### Extracto seleccionado
↓↓↓
La cadena de restauración Establiments Viena ha cerrado el ejercicio 2025 con una facturación de 91,9 millones de euros, con un 1,8% más que el año anterior. La compañía argumenta que el último ejercicio ha sido "especialmente exigente para el sector de la restauración" y destaca que ha conseguido elevar la rentabilidad sobre ventas hasta el 14,4%, porcentaje que equivaldría a cerca de 13 millones de euros. En 2024, con una facturación de 90,3 millones de euros, el grupo creció un 4,3%.

La cadena de restauración catalana fundada en Sabadell en 1969, con sede actualmente en Terrassa, tiene 1.554 empleados -distribuidos entre restaurantes, centros de producción y oficinas centrales- y opera 50 establecimientos propios en Catalunya, con presencia también en Andorra. Respecto a la plantilla, durante el 2025 se han impulsado 47 promociones internas y se ha continuado reforzando la estructura de las oficinas centrales y de los centros de producción con nuevos perfiles especializados.

El grupo ha informado en un comunicado que "la capacidad de generación de caja del negocio permite financiar tanto la actividad ordinaria como las inversiones necesarias para seguir desarrollando el proyecto". También menciona que tiene cero deudas financieras, a cierre de 2025. En aquel ejercicio, la empresa no especifica las inversiones realizadas y se remite al periodo de los últimos 10 años (2016-2025): 50,7 millones de euros a la transformación del proyecto, con especial incidencia en la renovación y modernización de los restaurantes (45,2 millones).
↑↑↑
### Preguntas
a. Reproduce sin cambios todo lo que va en el extracto sobre Establiments Viena desde "La cadena de restauración Establiments" hasta "creció un 4,3%.".
b. Indica si cada afirmación concuerda con el extracto sobre Establiments Viena y respalda la respuesta con las palabras exactas que lo deciden: (i) La cadena se fundó en Terrassa. (ii) Al cierre de 2025 la empresa no tenía deudas financieras. (iii) En 2024 el grupo creció un 4,3%.
Las filas no son necesarias para resolver lo que aquí se pide.

### Extractos de datos
↓↓↓
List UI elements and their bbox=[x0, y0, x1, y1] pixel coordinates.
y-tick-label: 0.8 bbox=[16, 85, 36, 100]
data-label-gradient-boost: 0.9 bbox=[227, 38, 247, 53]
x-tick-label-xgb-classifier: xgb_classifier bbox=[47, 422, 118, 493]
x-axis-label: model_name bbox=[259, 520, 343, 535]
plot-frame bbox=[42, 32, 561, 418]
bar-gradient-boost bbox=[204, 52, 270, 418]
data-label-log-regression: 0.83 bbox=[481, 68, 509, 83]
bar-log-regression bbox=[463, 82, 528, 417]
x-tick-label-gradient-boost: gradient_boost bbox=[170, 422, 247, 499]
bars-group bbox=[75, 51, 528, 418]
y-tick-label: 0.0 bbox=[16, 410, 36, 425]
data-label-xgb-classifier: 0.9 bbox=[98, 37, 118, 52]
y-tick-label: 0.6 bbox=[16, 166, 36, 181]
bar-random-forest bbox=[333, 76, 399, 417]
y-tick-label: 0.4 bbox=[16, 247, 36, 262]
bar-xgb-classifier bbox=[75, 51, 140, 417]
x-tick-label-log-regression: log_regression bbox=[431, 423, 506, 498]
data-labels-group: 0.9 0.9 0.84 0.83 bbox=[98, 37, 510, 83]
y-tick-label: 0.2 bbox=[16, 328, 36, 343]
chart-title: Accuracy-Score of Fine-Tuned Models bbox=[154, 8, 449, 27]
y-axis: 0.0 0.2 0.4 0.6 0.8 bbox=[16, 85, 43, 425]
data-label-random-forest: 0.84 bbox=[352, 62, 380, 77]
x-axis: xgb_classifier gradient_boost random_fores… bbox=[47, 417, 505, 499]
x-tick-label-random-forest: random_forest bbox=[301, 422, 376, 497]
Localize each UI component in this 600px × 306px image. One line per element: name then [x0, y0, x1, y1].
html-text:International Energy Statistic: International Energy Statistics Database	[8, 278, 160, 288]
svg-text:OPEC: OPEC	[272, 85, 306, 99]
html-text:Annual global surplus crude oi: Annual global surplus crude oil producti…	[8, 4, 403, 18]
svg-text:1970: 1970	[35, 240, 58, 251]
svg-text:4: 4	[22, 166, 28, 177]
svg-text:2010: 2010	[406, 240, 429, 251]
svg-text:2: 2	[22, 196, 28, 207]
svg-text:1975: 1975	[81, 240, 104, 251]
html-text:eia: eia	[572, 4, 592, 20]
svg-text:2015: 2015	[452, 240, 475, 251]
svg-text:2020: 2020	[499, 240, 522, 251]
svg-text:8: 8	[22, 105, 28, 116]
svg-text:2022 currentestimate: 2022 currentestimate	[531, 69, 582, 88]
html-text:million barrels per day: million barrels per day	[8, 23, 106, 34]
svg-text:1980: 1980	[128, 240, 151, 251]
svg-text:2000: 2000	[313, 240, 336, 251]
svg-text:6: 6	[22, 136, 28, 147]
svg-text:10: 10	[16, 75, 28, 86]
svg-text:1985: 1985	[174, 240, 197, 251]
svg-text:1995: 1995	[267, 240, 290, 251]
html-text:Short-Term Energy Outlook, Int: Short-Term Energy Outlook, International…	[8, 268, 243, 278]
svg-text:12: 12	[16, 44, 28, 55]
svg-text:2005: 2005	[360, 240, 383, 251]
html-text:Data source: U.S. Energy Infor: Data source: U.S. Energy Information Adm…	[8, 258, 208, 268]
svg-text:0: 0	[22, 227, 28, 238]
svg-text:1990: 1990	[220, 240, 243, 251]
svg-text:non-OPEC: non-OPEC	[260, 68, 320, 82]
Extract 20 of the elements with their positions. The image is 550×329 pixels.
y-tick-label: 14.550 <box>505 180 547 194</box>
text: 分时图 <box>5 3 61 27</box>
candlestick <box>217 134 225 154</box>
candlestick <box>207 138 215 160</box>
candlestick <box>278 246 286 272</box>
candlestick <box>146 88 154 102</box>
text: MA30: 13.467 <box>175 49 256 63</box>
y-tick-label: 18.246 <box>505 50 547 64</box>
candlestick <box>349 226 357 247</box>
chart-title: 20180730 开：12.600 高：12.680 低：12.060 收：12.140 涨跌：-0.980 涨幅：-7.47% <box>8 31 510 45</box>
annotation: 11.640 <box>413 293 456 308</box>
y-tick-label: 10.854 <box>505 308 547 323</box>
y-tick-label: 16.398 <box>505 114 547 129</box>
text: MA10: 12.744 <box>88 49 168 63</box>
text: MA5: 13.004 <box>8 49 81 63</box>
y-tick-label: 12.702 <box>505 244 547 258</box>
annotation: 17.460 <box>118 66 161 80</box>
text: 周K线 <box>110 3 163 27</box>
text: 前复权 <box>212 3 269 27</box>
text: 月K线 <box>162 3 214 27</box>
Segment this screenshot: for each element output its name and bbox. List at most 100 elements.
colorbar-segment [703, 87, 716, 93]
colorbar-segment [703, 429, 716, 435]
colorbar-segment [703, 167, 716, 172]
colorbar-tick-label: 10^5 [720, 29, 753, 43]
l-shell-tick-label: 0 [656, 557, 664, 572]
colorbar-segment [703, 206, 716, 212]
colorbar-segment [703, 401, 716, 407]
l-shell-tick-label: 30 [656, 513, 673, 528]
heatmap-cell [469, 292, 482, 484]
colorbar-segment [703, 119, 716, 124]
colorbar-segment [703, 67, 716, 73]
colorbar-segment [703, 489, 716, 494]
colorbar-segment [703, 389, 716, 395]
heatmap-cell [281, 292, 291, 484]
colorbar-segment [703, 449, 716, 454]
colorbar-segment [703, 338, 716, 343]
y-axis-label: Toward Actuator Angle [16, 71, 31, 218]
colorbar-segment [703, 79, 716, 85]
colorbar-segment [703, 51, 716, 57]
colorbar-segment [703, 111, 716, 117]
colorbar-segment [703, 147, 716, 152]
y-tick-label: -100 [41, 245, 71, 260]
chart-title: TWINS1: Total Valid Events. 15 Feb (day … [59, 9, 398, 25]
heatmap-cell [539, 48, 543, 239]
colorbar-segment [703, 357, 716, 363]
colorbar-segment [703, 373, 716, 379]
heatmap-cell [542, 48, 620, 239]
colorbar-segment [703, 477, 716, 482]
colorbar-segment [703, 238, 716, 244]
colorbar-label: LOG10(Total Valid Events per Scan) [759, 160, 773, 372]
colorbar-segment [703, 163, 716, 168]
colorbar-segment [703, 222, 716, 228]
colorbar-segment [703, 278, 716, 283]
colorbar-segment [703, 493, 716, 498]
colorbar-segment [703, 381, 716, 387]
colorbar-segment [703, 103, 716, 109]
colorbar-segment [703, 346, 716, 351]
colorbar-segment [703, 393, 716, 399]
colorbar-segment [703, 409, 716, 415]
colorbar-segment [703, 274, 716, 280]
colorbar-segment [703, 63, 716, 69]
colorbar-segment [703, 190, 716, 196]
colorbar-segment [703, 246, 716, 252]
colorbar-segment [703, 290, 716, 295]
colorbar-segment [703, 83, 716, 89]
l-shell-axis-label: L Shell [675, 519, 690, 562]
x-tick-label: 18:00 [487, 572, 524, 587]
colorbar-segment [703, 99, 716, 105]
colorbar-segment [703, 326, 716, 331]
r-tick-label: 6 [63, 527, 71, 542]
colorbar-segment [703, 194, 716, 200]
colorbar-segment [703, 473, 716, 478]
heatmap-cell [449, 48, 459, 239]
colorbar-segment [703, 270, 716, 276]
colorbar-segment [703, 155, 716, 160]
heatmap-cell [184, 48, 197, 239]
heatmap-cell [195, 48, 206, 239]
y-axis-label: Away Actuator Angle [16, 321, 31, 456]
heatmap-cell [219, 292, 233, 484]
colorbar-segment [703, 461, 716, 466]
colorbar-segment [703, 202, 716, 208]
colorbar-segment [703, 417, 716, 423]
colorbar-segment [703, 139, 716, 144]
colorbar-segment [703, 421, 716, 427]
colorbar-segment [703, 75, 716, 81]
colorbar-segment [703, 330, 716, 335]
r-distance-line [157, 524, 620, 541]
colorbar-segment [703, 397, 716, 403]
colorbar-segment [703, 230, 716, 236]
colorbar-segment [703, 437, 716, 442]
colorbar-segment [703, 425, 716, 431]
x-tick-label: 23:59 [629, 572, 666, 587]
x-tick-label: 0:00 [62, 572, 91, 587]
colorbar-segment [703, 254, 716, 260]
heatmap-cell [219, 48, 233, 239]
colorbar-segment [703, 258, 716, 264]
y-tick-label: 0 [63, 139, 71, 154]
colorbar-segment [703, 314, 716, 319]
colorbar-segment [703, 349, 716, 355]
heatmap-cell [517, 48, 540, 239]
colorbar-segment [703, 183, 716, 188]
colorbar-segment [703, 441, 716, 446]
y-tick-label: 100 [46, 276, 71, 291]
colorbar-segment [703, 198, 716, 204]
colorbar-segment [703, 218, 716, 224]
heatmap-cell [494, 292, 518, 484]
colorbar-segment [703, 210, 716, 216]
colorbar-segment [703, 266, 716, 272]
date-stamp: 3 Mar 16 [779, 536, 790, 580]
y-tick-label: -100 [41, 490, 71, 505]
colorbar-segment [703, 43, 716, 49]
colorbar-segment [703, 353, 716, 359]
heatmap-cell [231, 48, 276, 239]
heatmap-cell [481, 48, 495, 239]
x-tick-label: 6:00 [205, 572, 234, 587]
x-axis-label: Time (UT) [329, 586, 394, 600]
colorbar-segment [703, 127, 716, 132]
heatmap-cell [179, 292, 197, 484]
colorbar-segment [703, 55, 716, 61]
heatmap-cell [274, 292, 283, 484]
↑↑↑
### Respuestas del ejercicio
a.
La cadena de restauración Establiments Viena ha cerrado el ejercicio 2025 con una facturación de 91,9 millones de euros, con un 1,8% más que el año anterior. La compañía argumenta que el último ejercicio ha sido "especialmente exigente para el sector de la restauración" y destaca que ha conseguido elevar la rentabilidad sobre ventas hasta el 14,4%, porcentaje que equivaldría a cerca de 13 millones de euros. En 2024, con una facturación de 90,3 millones de euros, el grupo creció un 4,3%.

b.
(i) No: "fundada en Sabadell en 1969, con sede actualmente en Terrassa".
(ii) Sí: "tiene cero deudas financieras, a cierre de 2025".
(iii) Sí: "En 2024, con una facturación de 90,3 millones de euros, el grupo creció un 4,3%".